AIM
Where the word "this" occurs in a line, return that line.

-- START DATA FOR THE TASK --

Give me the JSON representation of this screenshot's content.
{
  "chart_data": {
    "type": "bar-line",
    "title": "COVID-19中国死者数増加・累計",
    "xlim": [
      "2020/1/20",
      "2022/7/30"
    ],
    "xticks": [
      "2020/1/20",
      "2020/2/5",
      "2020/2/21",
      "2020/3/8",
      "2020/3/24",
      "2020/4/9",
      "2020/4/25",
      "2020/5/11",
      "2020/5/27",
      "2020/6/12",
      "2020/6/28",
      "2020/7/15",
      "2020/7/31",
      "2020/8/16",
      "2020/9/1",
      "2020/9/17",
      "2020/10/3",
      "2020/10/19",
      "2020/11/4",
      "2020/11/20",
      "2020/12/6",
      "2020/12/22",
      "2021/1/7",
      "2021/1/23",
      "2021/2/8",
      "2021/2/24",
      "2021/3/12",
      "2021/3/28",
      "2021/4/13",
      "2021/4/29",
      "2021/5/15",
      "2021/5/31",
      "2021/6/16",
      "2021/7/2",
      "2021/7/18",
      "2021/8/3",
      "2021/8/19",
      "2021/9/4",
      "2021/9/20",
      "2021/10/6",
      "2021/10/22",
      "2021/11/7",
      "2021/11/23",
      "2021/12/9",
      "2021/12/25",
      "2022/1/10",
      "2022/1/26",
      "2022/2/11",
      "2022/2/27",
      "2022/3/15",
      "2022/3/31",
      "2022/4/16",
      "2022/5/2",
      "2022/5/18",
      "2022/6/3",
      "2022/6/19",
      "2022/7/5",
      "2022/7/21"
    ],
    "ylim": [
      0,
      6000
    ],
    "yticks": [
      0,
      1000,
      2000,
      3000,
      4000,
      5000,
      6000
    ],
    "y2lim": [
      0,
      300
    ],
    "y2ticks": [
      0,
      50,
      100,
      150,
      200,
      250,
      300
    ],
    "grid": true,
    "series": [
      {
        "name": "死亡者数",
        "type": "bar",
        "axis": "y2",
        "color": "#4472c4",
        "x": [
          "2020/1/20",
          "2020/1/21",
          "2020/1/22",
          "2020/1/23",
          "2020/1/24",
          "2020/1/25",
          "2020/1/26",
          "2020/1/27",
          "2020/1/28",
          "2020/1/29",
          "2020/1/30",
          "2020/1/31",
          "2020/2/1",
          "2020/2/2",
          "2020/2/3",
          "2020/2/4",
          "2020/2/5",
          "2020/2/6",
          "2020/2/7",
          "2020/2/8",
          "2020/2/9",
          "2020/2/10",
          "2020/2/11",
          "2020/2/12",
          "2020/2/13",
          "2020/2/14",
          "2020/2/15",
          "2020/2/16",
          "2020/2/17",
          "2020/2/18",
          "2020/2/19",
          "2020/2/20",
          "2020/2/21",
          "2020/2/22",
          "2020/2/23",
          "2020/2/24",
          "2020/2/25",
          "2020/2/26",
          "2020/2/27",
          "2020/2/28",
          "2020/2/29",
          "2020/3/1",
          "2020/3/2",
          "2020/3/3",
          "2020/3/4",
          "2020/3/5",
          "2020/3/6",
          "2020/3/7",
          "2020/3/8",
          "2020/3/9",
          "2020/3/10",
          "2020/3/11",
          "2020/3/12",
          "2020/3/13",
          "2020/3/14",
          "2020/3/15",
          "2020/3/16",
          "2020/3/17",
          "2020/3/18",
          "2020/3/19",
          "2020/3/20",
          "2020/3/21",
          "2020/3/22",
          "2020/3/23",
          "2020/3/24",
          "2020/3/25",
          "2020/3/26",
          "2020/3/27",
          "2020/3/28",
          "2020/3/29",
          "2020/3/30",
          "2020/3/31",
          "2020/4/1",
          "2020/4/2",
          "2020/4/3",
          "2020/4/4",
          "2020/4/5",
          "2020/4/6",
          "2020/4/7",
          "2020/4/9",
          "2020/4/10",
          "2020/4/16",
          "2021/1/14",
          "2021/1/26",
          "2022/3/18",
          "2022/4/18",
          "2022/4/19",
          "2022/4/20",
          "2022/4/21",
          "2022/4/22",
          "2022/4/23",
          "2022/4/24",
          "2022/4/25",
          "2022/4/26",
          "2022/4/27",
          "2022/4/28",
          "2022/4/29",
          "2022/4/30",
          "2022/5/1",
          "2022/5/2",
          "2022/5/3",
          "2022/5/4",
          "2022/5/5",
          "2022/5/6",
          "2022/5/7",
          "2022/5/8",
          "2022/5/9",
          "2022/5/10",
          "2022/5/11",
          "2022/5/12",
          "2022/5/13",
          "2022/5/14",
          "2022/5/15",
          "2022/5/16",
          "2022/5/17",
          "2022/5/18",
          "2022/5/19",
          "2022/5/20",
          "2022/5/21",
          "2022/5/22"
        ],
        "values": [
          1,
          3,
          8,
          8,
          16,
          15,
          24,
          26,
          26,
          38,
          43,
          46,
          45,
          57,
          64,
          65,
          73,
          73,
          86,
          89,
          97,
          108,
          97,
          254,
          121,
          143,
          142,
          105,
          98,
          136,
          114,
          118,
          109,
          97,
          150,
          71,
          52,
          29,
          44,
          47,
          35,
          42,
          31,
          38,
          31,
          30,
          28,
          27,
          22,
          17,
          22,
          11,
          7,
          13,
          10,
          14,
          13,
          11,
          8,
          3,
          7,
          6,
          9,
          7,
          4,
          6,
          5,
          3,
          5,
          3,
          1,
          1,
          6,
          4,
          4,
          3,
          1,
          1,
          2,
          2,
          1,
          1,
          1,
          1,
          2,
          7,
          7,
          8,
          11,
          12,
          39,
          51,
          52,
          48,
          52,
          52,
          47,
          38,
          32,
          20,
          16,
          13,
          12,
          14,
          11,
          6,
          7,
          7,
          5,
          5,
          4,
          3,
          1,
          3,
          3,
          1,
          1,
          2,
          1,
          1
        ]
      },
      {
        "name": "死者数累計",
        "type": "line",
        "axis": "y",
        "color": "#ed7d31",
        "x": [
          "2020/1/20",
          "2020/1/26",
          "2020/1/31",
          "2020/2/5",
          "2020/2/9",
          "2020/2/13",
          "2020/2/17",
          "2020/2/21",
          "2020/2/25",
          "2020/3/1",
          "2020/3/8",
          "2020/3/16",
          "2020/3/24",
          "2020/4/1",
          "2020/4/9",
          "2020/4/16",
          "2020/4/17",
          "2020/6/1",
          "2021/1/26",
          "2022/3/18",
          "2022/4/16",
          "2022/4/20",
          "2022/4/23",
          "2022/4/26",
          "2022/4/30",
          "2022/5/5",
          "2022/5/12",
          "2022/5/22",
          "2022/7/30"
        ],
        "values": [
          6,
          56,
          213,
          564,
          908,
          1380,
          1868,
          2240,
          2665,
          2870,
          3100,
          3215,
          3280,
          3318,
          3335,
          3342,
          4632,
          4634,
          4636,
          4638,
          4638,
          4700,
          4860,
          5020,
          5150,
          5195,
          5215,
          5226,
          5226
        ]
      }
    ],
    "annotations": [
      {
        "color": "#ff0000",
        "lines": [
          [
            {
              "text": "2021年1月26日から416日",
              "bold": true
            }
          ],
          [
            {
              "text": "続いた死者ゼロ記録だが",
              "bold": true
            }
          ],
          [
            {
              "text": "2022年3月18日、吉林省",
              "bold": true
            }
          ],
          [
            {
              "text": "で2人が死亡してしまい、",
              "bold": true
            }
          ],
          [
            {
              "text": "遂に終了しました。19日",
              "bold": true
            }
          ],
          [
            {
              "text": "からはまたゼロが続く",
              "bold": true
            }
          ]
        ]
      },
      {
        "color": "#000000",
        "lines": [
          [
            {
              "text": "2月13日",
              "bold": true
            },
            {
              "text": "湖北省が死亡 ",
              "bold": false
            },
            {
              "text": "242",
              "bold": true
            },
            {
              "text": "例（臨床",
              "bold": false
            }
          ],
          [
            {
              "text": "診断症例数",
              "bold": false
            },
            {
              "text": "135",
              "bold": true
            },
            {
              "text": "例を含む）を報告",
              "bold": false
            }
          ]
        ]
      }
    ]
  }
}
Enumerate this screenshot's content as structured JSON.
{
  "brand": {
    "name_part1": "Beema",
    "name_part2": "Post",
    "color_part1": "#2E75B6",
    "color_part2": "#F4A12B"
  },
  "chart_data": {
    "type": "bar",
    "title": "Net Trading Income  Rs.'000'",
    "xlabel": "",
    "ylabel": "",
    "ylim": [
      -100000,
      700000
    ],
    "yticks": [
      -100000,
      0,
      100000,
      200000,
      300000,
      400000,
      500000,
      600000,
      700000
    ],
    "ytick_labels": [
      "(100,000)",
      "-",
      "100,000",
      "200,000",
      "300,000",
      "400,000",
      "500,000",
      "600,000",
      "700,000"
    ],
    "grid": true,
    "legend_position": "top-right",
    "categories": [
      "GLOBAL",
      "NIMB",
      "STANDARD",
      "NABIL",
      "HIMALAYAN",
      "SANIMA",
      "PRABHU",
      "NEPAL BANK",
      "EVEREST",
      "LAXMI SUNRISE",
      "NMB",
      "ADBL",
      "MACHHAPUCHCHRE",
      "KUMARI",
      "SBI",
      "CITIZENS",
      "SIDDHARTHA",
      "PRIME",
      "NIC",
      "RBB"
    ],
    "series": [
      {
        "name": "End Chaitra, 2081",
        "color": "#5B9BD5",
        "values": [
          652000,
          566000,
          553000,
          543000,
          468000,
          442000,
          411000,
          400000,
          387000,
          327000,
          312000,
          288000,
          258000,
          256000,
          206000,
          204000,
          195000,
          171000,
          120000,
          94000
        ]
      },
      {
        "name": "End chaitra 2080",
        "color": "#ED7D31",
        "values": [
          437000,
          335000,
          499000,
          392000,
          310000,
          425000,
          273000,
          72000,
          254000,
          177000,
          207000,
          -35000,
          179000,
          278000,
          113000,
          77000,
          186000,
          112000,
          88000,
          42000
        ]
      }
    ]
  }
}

-- END DATA FOR THE TASK --

WRITTEN RESPONSE
Give me the JSON representation of this screenshot's content.
Enumerate this screenshot's content as structured JSON.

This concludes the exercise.